--- Start of MATERIAL SUPPLIED ---
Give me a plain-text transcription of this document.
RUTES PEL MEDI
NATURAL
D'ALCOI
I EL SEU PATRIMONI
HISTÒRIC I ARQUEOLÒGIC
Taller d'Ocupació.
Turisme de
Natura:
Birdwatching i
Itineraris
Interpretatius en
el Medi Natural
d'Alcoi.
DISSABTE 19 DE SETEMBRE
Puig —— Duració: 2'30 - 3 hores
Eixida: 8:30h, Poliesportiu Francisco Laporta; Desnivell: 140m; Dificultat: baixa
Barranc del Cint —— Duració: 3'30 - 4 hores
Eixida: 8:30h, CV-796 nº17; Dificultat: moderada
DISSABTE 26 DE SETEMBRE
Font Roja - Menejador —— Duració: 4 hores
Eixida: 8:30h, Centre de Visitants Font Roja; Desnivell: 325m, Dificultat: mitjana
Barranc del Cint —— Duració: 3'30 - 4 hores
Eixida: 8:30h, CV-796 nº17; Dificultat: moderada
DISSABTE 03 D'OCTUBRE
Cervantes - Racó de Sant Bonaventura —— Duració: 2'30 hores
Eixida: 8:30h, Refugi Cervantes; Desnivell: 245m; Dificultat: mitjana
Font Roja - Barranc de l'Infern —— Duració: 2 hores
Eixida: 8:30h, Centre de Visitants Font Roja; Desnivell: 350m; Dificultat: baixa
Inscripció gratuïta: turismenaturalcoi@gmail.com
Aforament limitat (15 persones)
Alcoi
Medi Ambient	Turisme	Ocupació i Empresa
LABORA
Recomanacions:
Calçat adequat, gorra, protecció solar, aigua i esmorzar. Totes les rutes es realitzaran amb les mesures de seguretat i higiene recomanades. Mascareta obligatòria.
--- End of MATERIAL SUPPLIED ---
Every record above must be duplicated exactly.

Give me a plain-text transcription of this document.
RUTES PEL MEDI
NATURAL
D'ALCOI
I EL SEU PATRIMONI
HISTÒRIC I ARQUEOLÒGIC
Taller d'Ocupació.
Turisme de
Natura:
Birdwatching i
Itineraris
Interpretatius en
el Medi Natural
d'Alcoi.
DISSABTE 19 DE SETEMBRE
Puig —— Duració: 2'30 - 3 hores
Eixida: 8:30h, Poliesportiu Francisco Laporta; Desnivell: 140m; Dificultat: baixa
Barranc del Cint —— Duració: 3'30 - 4 hores
Eixida: 8:30h, CV-796 nº17; Dificultat: moderada
DISSABTE 26 DE SETEMBRE
Font Roja - Menejador —— Duració: 4 hores
Eixida: 8:30h, Centre de Visitants Font Roja; Desnivell: 325m, Dificultat: mitjana
Barranc del Cint —— Duració: 3'30 - 4 hores
Eixida: 8:30h, CV-796 nº17; Dificultat: moderada
DISSABTE 03 D'OCTUBRE
Cervantes - Racó de Sant Bonaventura —— Duració: 2'30 hores
Eixida: 8:30h, Refugi Cervantes; Desnivell: 245m; Dificultat: mitjana
Font Roja - Barranc de l'Infern —— Duració: 2 hores
Eixida: 8:30h, Centre de Visitants Font Roja; Desnivell: 350m; Dificultat: baixa
Inscripció gratuïta: turismenaturalcoi@gmail.com
Aforament limitat (15 persones)
Alcoi
Medi Ambient	Turisme	Ocupació i Empresa
LABORA
Recomanacions:
Calçat adequat, gorra, protecció solar, aigua i esmorzar. Totes les rutes es realitzaran amb les mesures de seguretat i higiene recomanades. Mascareta obligatòria.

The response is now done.